TASKS:
[1] Repeat the part of the excerpt on platelet activation and NO synthase from "Figure 3. Increase" to "n=4) **P<0.01 vs control.".
[2] Continue the excerpt on platelet activation and NO synthase, starting after its last sentence.

EXCERPT PROVIDED:
--- START ---
Figure 2. Effect of in vivo NO-synthase inhibition (L-NAME) in healthy WT mice on platelet VASP phosphorylation (A, At Ser157; B, At Ser239) compared with platelets from buffer-injected animals (control). Results are expressed as the mean fluorescence±SEM from 4 separate animals. **P<0.01 vs control. C, Representative flow-cytometry histogram showing VASP phosphorylation at Ser157.
Figure 3. Increase in platelet activation (surface expression of P-selectin , CD40 ligand , and platelet binding of fibrinogen ), and after NO synthase inhibition (L-NAME; 100 mg/kg IV) compared with platelets from buffer-injected animals (control). Results are expressed as the mean fluorescence±SEM and for platelet–leukocyte adhesion by the ratio of CD41-positive leukocytes within all leukocytes (D; n=4) **P<0.01 vs control.
Diabetes Induction
To investigate the mechanistic importance of chronic endothelial NO deficiency on platelet activation in vascular disease states, we induced diabetes in WT and GCH-Tg mice. GCH-Tg mice are protected from endothelial dysfunction in STZ-induced diabetes by an endothelium-specific overproduction of the essential eNOS cofactor BH4, which prevents eNOS uncoupling, as demonstrated by reduced superoxide generation and normalization of NO-mediated vasorelaxation.32 Accordingly, this model was used to investigate whether endothelial eNOS dysfunction alone could be responsible for platelet activation in diabetes and whether specific rescue of endothelial NOS function would normalize platelet activation. As shown in the Table, blood glucose and HbA1 4 weeks after injection of STZ were not different between WT and GCH-Tg mice but were significantly elevated compared with control animals that received buffer injection alone.
--- END ---
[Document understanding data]
--- START ---
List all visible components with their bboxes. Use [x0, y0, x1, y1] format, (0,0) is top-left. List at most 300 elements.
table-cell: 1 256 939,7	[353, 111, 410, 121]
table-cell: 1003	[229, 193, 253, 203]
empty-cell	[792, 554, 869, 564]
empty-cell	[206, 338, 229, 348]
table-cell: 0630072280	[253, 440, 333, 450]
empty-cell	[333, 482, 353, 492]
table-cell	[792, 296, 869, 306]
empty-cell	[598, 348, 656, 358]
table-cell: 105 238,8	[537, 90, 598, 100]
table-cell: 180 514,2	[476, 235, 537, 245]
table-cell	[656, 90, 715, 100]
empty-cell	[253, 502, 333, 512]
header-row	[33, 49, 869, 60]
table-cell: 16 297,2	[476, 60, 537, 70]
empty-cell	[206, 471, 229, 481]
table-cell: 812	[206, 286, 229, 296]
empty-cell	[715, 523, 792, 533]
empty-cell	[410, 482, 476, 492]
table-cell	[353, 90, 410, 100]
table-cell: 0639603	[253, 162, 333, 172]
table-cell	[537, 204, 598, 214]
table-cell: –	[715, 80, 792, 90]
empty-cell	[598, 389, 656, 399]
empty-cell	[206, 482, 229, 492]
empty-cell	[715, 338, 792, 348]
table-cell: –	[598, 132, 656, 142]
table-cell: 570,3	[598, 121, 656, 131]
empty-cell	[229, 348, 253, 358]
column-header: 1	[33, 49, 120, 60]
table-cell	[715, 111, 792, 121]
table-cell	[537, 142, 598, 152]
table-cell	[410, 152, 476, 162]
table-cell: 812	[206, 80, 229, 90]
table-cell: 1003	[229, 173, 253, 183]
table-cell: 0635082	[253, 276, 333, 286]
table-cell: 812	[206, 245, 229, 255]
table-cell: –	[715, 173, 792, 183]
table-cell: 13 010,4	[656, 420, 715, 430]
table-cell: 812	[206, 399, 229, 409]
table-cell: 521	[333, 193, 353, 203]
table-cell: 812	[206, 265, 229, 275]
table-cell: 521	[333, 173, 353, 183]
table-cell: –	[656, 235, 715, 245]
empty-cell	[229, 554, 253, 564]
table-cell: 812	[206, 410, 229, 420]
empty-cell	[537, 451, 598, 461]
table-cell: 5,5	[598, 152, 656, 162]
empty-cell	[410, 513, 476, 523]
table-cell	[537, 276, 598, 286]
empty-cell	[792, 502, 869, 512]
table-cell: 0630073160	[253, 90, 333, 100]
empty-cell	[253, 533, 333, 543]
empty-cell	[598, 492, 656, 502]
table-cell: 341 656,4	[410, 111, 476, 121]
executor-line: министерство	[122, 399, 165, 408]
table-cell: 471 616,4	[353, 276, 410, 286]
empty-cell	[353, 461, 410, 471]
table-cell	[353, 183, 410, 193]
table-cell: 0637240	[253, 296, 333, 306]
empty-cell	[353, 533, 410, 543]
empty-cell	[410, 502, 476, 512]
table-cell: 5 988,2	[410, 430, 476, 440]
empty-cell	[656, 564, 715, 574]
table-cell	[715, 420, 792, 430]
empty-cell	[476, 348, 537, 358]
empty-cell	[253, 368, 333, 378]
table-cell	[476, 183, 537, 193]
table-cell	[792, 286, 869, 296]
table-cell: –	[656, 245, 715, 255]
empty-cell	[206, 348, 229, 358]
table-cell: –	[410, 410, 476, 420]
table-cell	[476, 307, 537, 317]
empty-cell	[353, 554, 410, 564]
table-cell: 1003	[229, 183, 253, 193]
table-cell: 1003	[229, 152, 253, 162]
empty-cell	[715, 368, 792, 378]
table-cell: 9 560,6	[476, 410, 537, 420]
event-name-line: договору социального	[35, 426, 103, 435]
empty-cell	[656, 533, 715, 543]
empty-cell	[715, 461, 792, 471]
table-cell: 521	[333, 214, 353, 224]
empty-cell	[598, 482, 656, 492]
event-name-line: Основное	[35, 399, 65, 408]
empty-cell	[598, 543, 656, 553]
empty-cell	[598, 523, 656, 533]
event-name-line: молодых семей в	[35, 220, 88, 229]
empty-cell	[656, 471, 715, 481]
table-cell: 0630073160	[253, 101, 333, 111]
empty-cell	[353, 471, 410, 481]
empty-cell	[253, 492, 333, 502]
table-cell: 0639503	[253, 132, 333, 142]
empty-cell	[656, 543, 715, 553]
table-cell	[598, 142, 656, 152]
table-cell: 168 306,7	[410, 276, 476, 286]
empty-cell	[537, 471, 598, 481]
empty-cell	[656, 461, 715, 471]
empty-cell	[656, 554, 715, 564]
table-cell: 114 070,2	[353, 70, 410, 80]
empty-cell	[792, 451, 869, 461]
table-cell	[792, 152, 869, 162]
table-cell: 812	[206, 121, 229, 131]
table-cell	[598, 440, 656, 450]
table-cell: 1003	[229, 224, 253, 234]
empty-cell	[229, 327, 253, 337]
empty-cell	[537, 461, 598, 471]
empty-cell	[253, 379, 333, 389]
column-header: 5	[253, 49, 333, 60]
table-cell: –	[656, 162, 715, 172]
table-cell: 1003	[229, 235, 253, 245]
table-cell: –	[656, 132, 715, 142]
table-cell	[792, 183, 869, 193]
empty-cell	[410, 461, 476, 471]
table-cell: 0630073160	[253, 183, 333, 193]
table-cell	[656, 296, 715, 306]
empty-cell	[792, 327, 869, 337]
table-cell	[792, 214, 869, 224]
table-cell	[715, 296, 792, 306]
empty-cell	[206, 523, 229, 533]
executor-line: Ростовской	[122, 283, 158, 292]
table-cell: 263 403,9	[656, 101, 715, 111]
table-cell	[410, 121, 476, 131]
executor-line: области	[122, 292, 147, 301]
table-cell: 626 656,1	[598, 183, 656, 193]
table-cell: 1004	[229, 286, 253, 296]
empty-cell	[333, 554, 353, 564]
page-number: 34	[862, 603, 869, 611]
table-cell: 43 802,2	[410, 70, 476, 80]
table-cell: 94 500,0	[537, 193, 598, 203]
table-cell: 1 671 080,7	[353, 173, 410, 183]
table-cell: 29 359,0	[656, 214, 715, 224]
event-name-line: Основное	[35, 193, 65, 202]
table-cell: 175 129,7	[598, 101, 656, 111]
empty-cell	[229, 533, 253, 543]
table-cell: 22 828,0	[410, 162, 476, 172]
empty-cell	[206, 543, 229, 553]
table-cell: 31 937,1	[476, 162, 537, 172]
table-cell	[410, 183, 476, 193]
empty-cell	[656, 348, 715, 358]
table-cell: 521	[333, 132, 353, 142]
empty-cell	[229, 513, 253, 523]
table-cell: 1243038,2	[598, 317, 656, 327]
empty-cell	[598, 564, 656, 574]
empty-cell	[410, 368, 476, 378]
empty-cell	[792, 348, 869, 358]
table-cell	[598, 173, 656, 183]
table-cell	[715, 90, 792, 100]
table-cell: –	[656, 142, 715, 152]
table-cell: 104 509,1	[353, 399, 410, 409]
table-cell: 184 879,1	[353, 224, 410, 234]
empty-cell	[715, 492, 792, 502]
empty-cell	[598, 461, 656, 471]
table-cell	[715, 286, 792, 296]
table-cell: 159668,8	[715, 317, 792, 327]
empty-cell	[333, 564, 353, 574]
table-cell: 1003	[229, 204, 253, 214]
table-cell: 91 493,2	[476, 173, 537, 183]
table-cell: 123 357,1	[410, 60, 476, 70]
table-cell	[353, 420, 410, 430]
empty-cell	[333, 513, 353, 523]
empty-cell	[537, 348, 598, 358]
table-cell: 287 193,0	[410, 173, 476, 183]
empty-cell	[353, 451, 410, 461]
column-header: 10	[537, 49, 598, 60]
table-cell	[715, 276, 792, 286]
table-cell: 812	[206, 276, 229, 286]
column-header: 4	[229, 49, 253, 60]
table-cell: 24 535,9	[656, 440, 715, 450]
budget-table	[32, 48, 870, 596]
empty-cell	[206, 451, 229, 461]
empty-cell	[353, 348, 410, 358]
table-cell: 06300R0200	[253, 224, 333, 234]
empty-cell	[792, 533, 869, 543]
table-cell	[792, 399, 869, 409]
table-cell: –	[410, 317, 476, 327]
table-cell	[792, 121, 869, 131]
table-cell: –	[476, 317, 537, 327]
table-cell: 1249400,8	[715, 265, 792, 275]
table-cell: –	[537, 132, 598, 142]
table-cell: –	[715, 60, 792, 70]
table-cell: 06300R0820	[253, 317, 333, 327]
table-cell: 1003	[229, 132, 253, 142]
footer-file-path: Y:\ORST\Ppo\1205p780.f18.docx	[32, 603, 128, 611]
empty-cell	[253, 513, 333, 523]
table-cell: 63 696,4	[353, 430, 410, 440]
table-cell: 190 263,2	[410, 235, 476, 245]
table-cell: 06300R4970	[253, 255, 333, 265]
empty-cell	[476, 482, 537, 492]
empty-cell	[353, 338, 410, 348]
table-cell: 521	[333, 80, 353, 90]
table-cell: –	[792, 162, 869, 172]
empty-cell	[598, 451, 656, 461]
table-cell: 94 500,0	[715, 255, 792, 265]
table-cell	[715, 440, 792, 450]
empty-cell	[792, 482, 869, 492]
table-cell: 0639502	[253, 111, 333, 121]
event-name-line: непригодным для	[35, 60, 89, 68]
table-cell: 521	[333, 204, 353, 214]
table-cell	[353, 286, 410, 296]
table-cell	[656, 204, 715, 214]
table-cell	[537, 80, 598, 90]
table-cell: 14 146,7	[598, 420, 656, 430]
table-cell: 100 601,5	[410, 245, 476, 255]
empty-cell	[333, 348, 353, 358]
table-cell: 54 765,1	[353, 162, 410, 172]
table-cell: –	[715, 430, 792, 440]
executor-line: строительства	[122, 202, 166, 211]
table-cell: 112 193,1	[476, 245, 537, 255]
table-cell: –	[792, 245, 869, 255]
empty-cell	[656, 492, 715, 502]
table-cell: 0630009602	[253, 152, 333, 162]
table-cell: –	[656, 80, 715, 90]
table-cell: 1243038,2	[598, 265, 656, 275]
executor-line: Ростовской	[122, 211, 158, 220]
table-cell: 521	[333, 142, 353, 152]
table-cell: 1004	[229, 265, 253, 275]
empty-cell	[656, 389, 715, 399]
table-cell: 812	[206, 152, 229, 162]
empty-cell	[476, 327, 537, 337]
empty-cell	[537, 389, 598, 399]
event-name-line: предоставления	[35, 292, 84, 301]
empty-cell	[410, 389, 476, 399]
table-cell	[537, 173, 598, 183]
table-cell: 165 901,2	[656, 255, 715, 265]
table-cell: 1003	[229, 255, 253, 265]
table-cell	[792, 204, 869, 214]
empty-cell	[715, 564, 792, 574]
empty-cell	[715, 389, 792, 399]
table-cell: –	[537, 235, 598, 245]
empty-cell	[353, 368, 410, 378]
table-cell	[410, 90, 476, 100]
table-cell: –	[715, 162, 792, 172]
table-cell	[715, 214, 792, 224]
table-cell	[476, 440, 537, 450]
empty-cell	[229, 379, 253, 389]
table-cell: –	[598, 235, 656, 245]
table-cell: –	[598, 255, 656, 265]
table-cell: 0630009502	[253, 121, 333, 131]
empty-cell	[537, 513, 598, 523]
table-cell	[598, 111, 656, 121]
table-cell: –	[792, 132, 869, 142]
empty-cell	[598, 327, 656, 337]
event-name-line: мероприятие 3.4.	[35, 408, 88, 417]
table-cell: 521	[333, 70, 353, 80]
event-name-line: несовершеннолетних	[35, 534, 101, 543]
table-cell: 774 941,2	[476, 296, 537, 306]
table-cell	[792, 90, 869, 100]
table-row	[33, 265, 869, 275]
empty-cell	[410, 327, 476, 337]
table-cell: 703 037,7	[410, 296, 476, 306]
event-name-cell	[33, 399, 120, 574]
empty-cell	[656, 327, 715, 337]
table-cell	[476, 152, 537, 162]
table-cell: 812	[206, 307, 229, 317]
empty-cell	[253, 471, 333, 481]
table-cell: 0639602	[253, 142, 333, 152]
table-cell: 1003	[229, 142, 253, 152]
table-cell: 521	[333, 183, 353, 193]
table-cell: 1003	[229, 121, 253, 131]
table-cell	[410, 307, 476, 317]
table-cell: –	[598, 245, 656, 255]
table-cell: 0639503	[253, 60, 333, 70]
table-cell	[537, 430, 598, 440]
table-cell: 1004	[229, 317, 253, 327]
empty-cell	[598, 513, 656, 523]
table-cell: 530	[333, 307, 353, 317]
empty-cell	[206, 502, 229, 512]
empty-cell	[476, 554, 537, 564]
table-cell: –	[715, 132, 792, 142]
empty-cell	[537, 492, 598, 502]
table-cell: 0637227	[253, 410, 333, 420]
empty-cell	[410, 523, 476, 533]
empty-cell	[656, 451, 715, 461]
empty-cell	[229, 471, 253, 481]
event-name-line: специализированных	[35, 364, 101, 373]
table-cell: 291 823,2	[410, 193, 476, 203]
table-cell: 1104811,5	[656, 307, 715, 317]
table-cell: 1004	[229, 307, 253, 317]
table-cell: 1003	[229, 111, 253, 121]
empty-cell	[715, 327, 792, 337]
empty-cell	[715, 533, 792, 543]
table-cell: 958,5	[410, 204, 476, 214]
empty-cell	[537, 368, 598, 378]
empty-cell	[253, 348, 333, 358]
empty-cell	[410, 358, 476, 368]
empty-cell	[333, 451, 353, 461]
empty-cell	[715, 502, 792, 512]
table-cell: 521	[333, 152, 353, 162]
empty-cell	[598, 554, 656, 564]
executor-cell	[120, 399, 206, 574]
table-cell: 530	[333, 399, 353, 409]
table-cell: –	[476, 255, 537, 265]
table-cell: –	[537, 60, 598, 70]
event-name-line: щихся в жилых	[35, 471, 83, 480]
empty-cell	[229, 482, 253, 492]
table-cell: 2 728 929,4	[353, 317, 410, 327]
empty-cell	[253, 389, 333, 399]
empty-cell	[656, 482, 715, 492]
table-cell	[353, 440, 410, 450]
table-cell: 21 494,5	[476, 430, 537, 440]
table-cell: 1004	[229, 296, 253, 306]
--- END ---
REPLIES:
[1]
Figure 3. Increase in platelet activation (surface expression of P-selectin , CD40 ligand , and platelet binding of fibrinogen ), and after NO synthase inhibition (L-NAME; 100 mg/kg IV) compared with platelets from buffer-injected animals (control). Results are expressed as the mean fluorescence±SEM and for platelet–leukocyte adhesion by the ratio of CD41-positive leukocytes within all leukocytes (D; n=4) **P<0.01 vs control.

[2]
Biochemical Data From WT Mice and GCH-Tg Littermates 4 Weeks After Induction of Diabetes Using STZ (Diabetic) or After Buffer Injection (Control)
VASP Phosphorylation in Platelets in Diabetes
In platelets from diabetic mice, VASP phosphorylation at Ser157 (Figure 4A) and Ser239 (Figure 4B) was significantly reduced compared with platelets from nondiabetic controls. Injection of buffer instead of STZ was not associated with changes in platelet VASP phosphorylation. However, in diabetic animals with targeted GCH overexpression and preserved endothelial-specific NO production, VASP phosphorylation remained similar to healthy controls. A representative flow-cytometry histogram shows the fluorescence for VASP phosphorylation at Ser157 in diabetic mice. Although the fluorescence curve is only slightly shifted to the right in diabetic WT mice (dotted line) compared with unspecific binding of the antibody (filled gray), diabetic GCH-Tg mice (solid line) show a rightward shift of fluorescence similar to healthy WT mice (Figure 4C). These data show that maintenance of endothelial NOS function in endothelial-targeted GCH-Tg mice is sufficient to rescue the deficit in platelet NO bioactivity in diabetes.
Figure 4. Platelet VASP phosphorylation at Ser157 (A) and Ser239 (B) in platelets from healthy (open bars) and diabetic (filled bars) WT or GTPCH-overexpressing Tg mice (GCH-Tg). Results are expressed as the mean fluorescence±SEM from 6 to 10 separate animals. **P<0.01 vs nondiabetic WT and diabetic GCH-Tg. C, Representative flow-cytometry histogram showing VASP phosphorylation at Ser157.
Platelet Activation in Diabetes Mellitus
Fibrinogen platelet binding was increased significantly in diabetic WT animals compared with healthy controls, as demonstrated in a rightward shift in the representative flow-cytometry histograms (Figure 5A) and in higher mean fluorescence (Figure 5B). As fibrinogen binds via the activated GP IIb/IIIa, we assessed the mean fluorescence for the IIb integrin (CD41) within the platelet population, which did not differ between healthy and diabetic animals (data not shown).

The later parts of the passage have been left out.